— EXERCISE DATA —
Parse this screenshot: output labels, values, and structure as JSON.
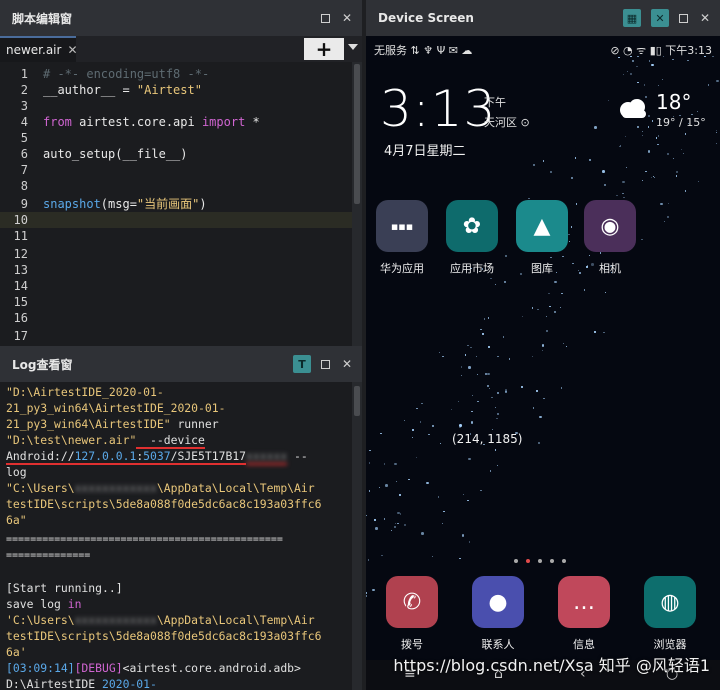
{
  "editor": {
    "title": "脚本编辑窗",
    "file_tab": "newer.air",
    "add_tab_symbol": "+",
    "lines": [
      {
        "n": "1"
      },
      {
        "n": "2"
      },
      {
        "n": "3"
      },
      {
        "n": "4"
      },
      {
        "n": "5"
      },
      {
        "n": "6"
      },
      {
        "n": "7"
      },
      {
        "n": "8"
      },
      {
        "n": "9"
      },
      {
        "n": "10"
      },
      {
        "n": "11"
      },
      {
        "n": "12"
      },
      {
        "n": "13"
      },
      {
        "n": "14"
      },
      {
        "n": "15"
      },
      {
        "n": "16"
      },
      {
        "n": "17"
      }
    ],
    "code": {
      "l1": "# -*- encoding=utf8 -*-",
      "l2a": "__author__ = ",
      "l2b": "\"Airtest\"",
      "l4a": "from",
      "l4b": " airtest.core.api ",
      "l4c": "import",
      "l4d": " *",
      "l6": "auto_setup(__file__)",
      "l9a": "snapshot",
      "l9b": "(msg=",
      "l9c": "\"当前画面\"",
      "l9d": ")"
    }
  },
  "log": {
    "title": "Log查看窗",
    "l1": "\"D:\\AirtestIDE_2020-01-",
    "l2": "21_py3_win64\\AirtestIDE_2020-01-",
    "l3a": "21_py3_win64\\AirtestIDE\"",
    "l3b": " runner",
    "l4a": "\"D:\\test\\newer.air\"",
    "l4b": "  --device",
    "l5a": "Android://",
    "l5b": "127.0.0.1",
    "l5c": ":",
    "l5d": "5037",
    "l5e": "/SJE5T17B17",
    "l5f": "xxxxxx",
    "l5g": " --",
    "l6": "log",
    "l7a": "\"C:\\Users\\",
    "l7b": "xxxxxxxxxxxx",
    "l7c": "\\AppData\\Local\\Temp\\Air",
    "l8": "testIDE\\scripts\\5de8a088f0de5dc6ac8c193a03ffc6",
    "l9": "6a\"",
    "l10": "==============================================",
    "l11": "==============",
    "l13": "[Start running..]",
    "l14a": "save log ",
    "l14b": "in",
    "l15a": "'C:\\Users\\",
    "l15b": "xxxxxxxxxxxx",
    "l15c": "\\AppData\\Local\\Temp\\Air",
    "l16": "testIDE\\scripts\\5de8a088f0de5dc6ac8c193a03ffc6",
    "l17": "6a'",
    "l18a": "[03:09:14]",
    "l18b": "[DEBUG]",
    "l18c": "<airtest.core.android.adb>",
    "l19a": "D:\\AirtestIDE_",
    "l19b": "2020-01-"
  },
  "device": {
    "title": "Device Screen",
    "status_left": "无服务 ⇅ ♆ Ψ ✉ ☁",
    "status_right": "⊘ ◔ ᯤ ▮▯ 下午3:13",
    "clock": "3:13",
    "ampm": "下午",
    "district": "天河区 ⊙",
    "date": "4月7日星期二",
    "temp": "18°",
    "temp_range": "19° / 15°",
    "apps_row1": [
      "华为应用",
      "应用市场",
      "图库",
      "相机"
    ],
    "apps_row2": [
      "拨号",
      "联系人",
      "信息",
      "浏览器"
    ],
    "coords": "(214, 1185)",
    "watermark": "https://blog.csdn.net/Xsa 知乎 @风轻语1"
  },
  "colors": {
    "panel_bg": "#27292d",
    "code_bg": "#1b1c1f",
    "keyword": "#d065d1",
    "string": "#e8c67a",
    "function": "#5aa8e8",
    "accent_red": "#e03030"
  }
}
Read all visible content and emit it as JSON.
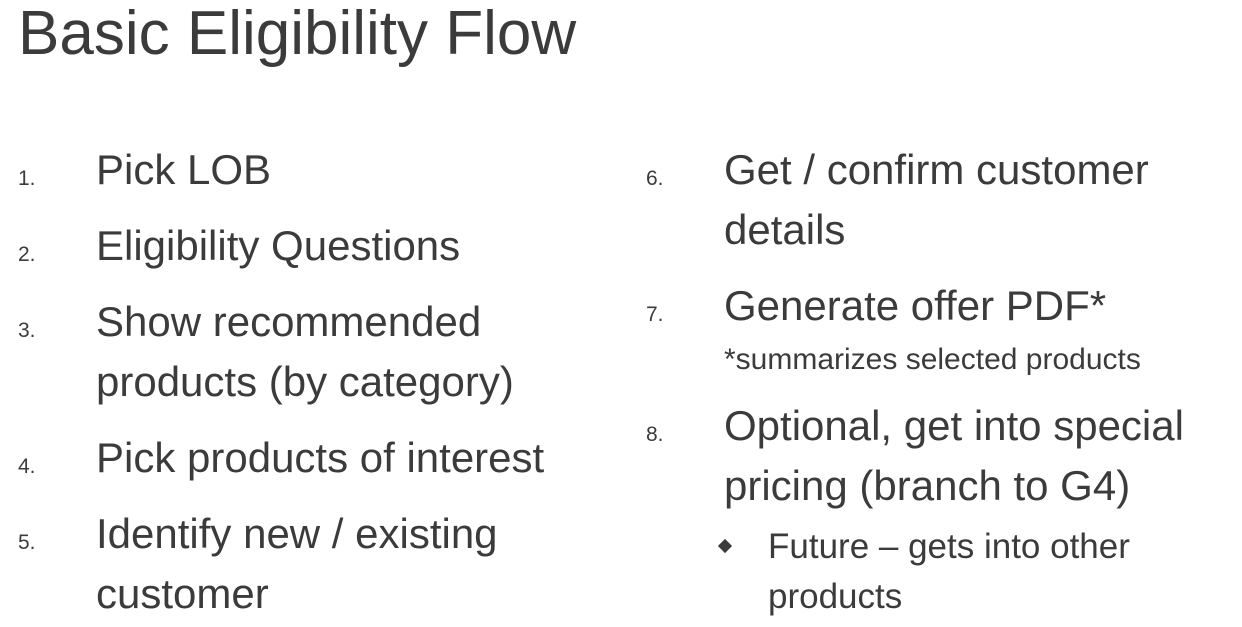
{
  "slide": {
    "title": "Basic Eligibility Flow",
    "left_items": [
      {
        "number": "1.",
        "text": "Pick LOB"
      },
      {
        "number": "2.",
        "text": "Eligibility Questions"
      },
      {
        "number": "3.",
        "text": "Show recommended products (by category)"
      },
      {
        "number": "4.",
        "text": "Pick products of interest"
      },
      {
        "number": "5.",
        "text": "Identify new / existing customer"
      }
    ],
    "right_items": [
      {
        "number": "6.",
        "text": "Get / confirm customer details"
      },
      {
        "number": "7.",
        "text": "Generate offer PDF*",
        "note": "*summarizes selected products"
      },
      {
        "number": "8.",
        "text": "Optional, get into special pricing (branch to G4)"
      }
    ],
    "sub_bullet": {
      "text": "Future – gets into other products"
    }
  }
}
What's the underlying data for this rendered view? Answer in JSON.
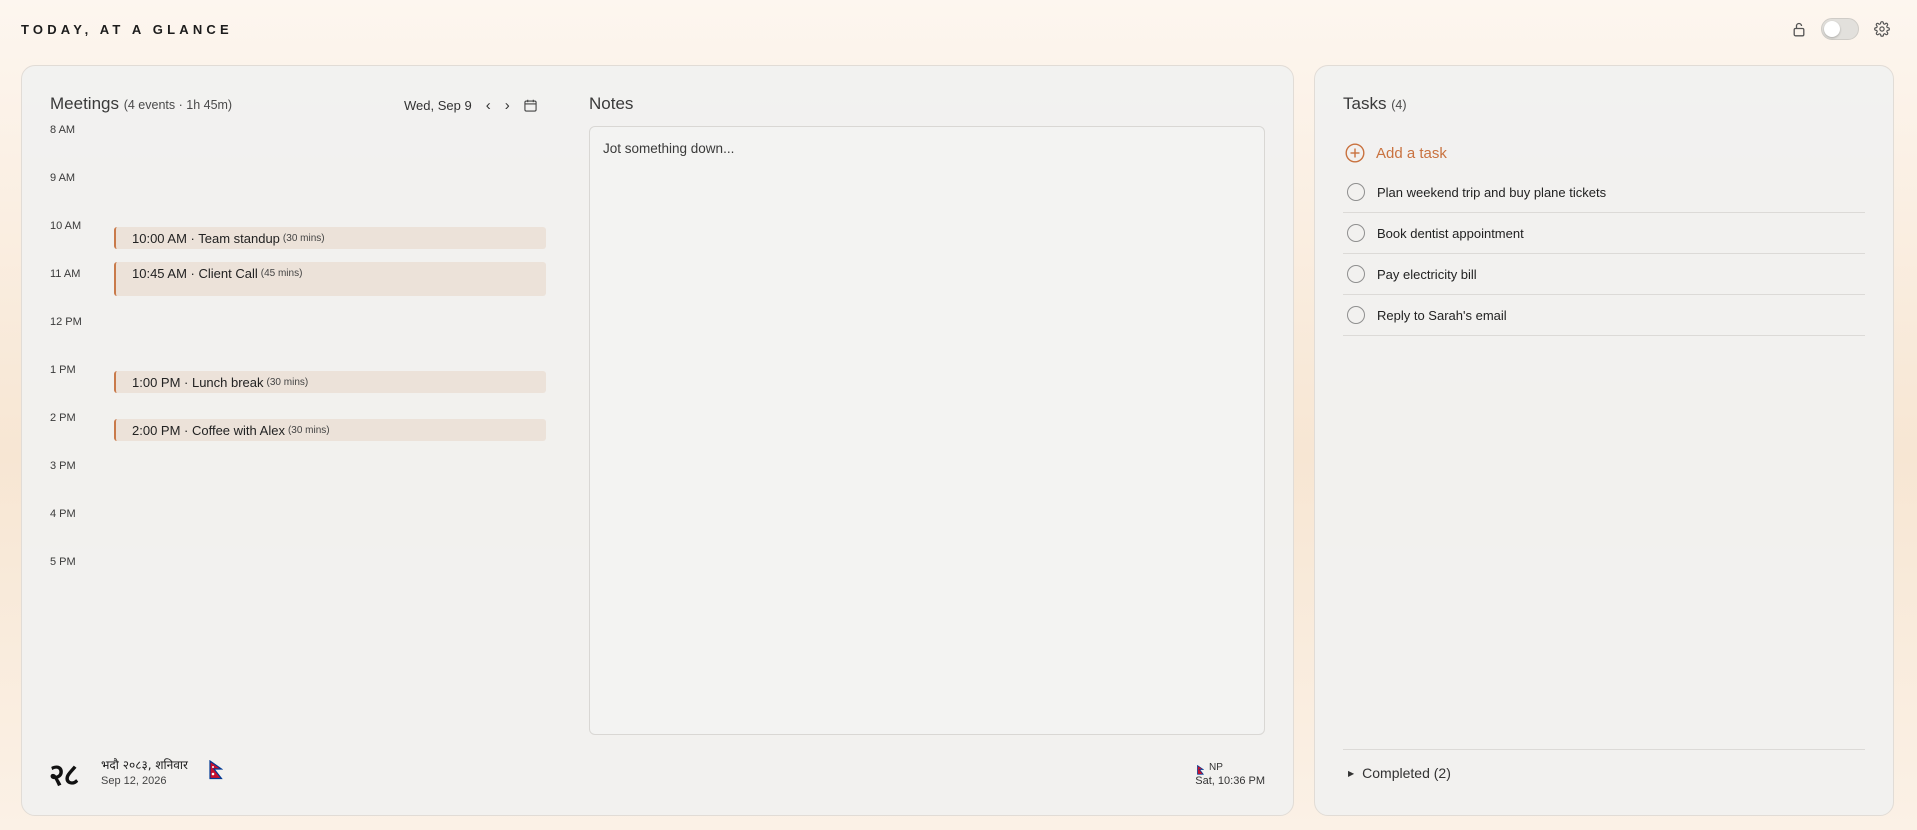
{
  "header": {
    "title": "TODAY, AT A GLANCE"
  },
  "meetings": {
    "title": "Meetings",
    "summary": "(4 events · 1h 45m)",
    "date": "Wed, Sep 9",
    "prev_label": "‹",
    "next_label": "›",
    "hours": [
      "8 AM",
      "9 AM",
      "10 AM",
      "11 AM",
      "12 PM",
      "1 PM",
      "2 PM",
      "3 PM",
      "4 PM",
      "5 PM"
    ],
    "events": [
      {
        "label": "10:00 AM · Team standup",
        "duration": "(30 mins)"
      },
      {
        "label": "10:45 AM · Client Call",
        "duration": "(45 mins)"
      },
      {
        "label": "1:00 PM · Lunch break",
        "duration": "(30 mins)"
      },
      {
        "label": "2:00 PM · Coffee with Alex",
        "duration": "(30 mins)"
      }
    ]
  },
  "notes": {
    "title": "Notes",
    "placeholder": "Jot something down..."
  },
  "footer": {
    "nepali_day": "२८",
    "nepali_date": "भदौ २०८३, शनिवार",
    "english_date": "Sep 12, 2026",
    "region": "NP",
    "local_time": "Sat, 10:36 PM"
  },
  "tasks": {
    "title": "Tasks",
    "count": "(4)",
    "add_label": "Add a task",
    "items": [
      "Plan weekend trip and buy plane tickets",
      "Book dentist appointment",
      "Pay electricity bill",
      "Reply to Sarah's email"
    ],
    "completed_label": "Completed (2)"
  },
  "colors": {
    "accent": "#c9723f",
    "event_bg": "#ece2d9",
    "nepal_red": "#c8102e",
    "nepal_blue": "#003893"
  }
}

— WHAT THIS TASK INVOLVES —
Your task is to retype all the entries exactly and leave out any pictures.

— OUTPUT OF THE TASK —
Parse this screenshot: output labels, values, and structure as JSON.
{
  "editor": {
    "title": "脚本编辑窗",
    "file_tab": "newer.air",
    "add_tab_symbol": "+",
    "lines": [
      {
        "n": "1"
      },
      {
        "n": "2"
      },
      {
        "n": "3"
      },
      {
        "n": "4"
      },
      {
        "n": "5"
      },
      {
        "n": "6"
      },
      {
        "n": "7"
      },
      {
        "n": "8"
      },
      {
        "n": "9"
      },
      {
        "n": "10"
      },
      {
        "n": "11"
      },
      {
        "n": "12"
      },
      {
        "n": "13"
      },
      {
        "n": "14"
      },
      {
        "n": "15"
      },
      {
        "n": "16"
      },
      {
        "n": "17"
      }
    ],
    "code": {
      "l1": "# -*- encoding=utf8 -*-",
      "l2a": "__author__ = ",
      "l2b": "\"Airtest\"",
      "l4a": "from",
      "l4b": " airtest.core.api ",
      "l4c": "import",
      "l4d": " *",
      "l6": "auto_setup(__file__)",
      "l9a": "snapshot",
      "l9b": "(msg=",
      "l9c": "\"当前画面\"",
      "l9d": ")"
    }
  },
  "log": {
    "title": "Log查看窗",
    "l1": "\"D:\\AirtestIDE_2020-01-",
    "l2": "21_py3_win64\\AirtestIDE_2020-01-",
    "l3a": "21_py3_win64\\AirtestIDE\"",
    "l3b": " runner",
    "l4a": "\"D:\\test\\newer.air\"",
    "l4b": "  --device",
    "l5a": "Android://",
    "l5b": "127.0.0.1",
    "l5c": ":",
    "l5d": "5037",
    "l5e": "/SJE5T17B17",
    "l5f": "xxxxxx",
    "l5g": " --",
    "l6": "log",
    "l7a": "\"C:\\Users\\",
    "l7b": "xxxxxxxxxxxx",
    "l7c": "\\AppData\\Local\\Temp\\Air",
    "l8": "testIDE\\scripts\\5de8a088f0de5dc6ac8c193a03ffc6",
    "l9": "6a\"",
    "l10": "==============================================",
    "l11": "==============",
    "l13": "[Start running..]",
    "l14a": "save log ",
    "l14b": "in",
    "l15a": "'C:\\Users\\",
    "l15b": "xxxxxxxxxxxx",
    "l15c": "\\AppData\\Local\\Temp\\Air",
    "l16": "testIDE\\scripts\\5de8a088f0de5dc6ac8c193a03ffc6",
    "l17": "6a'",
    "l18a": "[03:09:14]",
    "l18b": "[DEBUG]",
    "l18c": "<airtest.core.android.adb>",
    "l19a": "D:\\AirtestIDE_",
    "l19b": "2020-01-"
  },
  "device": {
    "title": "Device Screen",
    "status_left": "无服务 ⇅ ♆ Ψ ✉ ☁",
    "status_right": "⊘ ◔ ᯤ ▮▯ 下午3:13",
    "clock": "3:13",
    "ampm": "下午",
    "district": "天河区 ⊙",
    "date": "4月7日星期二",
    "temp": "18°",
    "temp_range": "19° / 15°",
    "apps_row1": [
      "华为应用",
      "应用市场",
      "图库",
      "相机"
    ],
    "apps_row2": [
      "拨号",
      "联系人",
      "信息",
      "浏览器"
    ],
    "coords": "(214, 1185)",
    "watermark": "https://blog.csdn.net/Xsa 知乎 @风轻语1"
  },
  "colors": {
    "panel_bg": "#27292d",
    "code_bg": "#1b1c1f",
    "keyword": "#d065d1",
    "string": "#e8c67a",
    "function": "#5aa8e8",
    "accent_red": "#e03030"
  }
}
Read all visible content and emit it as JSON.
{
  "slide": {
    "title": "Basic Eligibility Flow",
    "left_items": [
      {
        "number": "1.",
        "text": "Pick LOB"
      },
      {
        "number": "2.",
        "text": "Eligibility Questions"
      },
      {
        "number": "3.",
        "text": "Show recommended products (by category)"
      },
      {
        "number": "4.",
        "text": "Pick products of interest"
      },
      {
        "number": "5.",
        "text": "Identify new / existing customer"
      }
    ],
    "right_items": [
      {
        "number": "6.",
        "text": "Get / confirm customer details"
      },
      {
        "number": "7.",
        "text": "Generate offer PDF*",
        "note": "*summarizes selected products"
      },
      {
        "number": "8.",
        "text": "Optional, get into special pricing (branch to G4)"
      }
    ],
    "sub_bullet": {
      "text": "Future – gets into other products"
    }
  }
}
What's the underlying data for this rendered view? Answer in JSON.
{
  "header": {
    "title": "TODAY, AT A GLANCE"
  },
  "meetings": {
    "title": "Meetings",
    "summary": "(4 events · 1h 45m)",
    "date": "Wed, Sep 9",
    "prev_label": "‹",
    "next_label": "›",
    "hours": [
      "8 AM",
      "9 AM",
      "10 AM",
      "11 AM",
      "12 PM",
      "1 PM",
      "2 PM",
      "3 PM",
      "4 PM",
      "5 PM"
    ],
    "events": [
      {
        "label": "10:00 AM · Team standup",
        "duration": "(30 mins)"
      },
      {
        "label": "10:45 AM · Client Call",
        "duration": "(45 mins)"
      },
      {
        "label": "1:00 PM · Lunch break",
        "duration": "(30 mins)"
      },
      {
        "label": "2:00 PM · Coffee with Alex",
        "duration": "(30 mins)"
      }
    ]
  },
  "notes": {
    "title": "Notes",
    "placeholder": "Jot something down..."
  },
  "footer": {
    "nepali_day": "२८",
    "nepali_date": "भदौ २०८३, शनिवार",
    "english_date": "Sep 12, 2026",
    "region": "NP",
    "local_time": "Sat, 10:36 PM"
  },
  "tasks": {
    "title": "Tasks",
    "count": "(4)",
    "add_label": "Add a task",
    "items": [
      "Plan weekend trip and buy plane tickets",
      "Book dentist appointment",
      "Pay electricity bill",
      "Reply to Sarah's email"
    ],
    "completed_label": "Completed (2)"
  },
  "colors": {
    "accent": "#c9723f",
    "event_bg": "#ece2d9",
    "nepal_red": "#c8102e",
    "nepal_blue": "#003893"
  }
}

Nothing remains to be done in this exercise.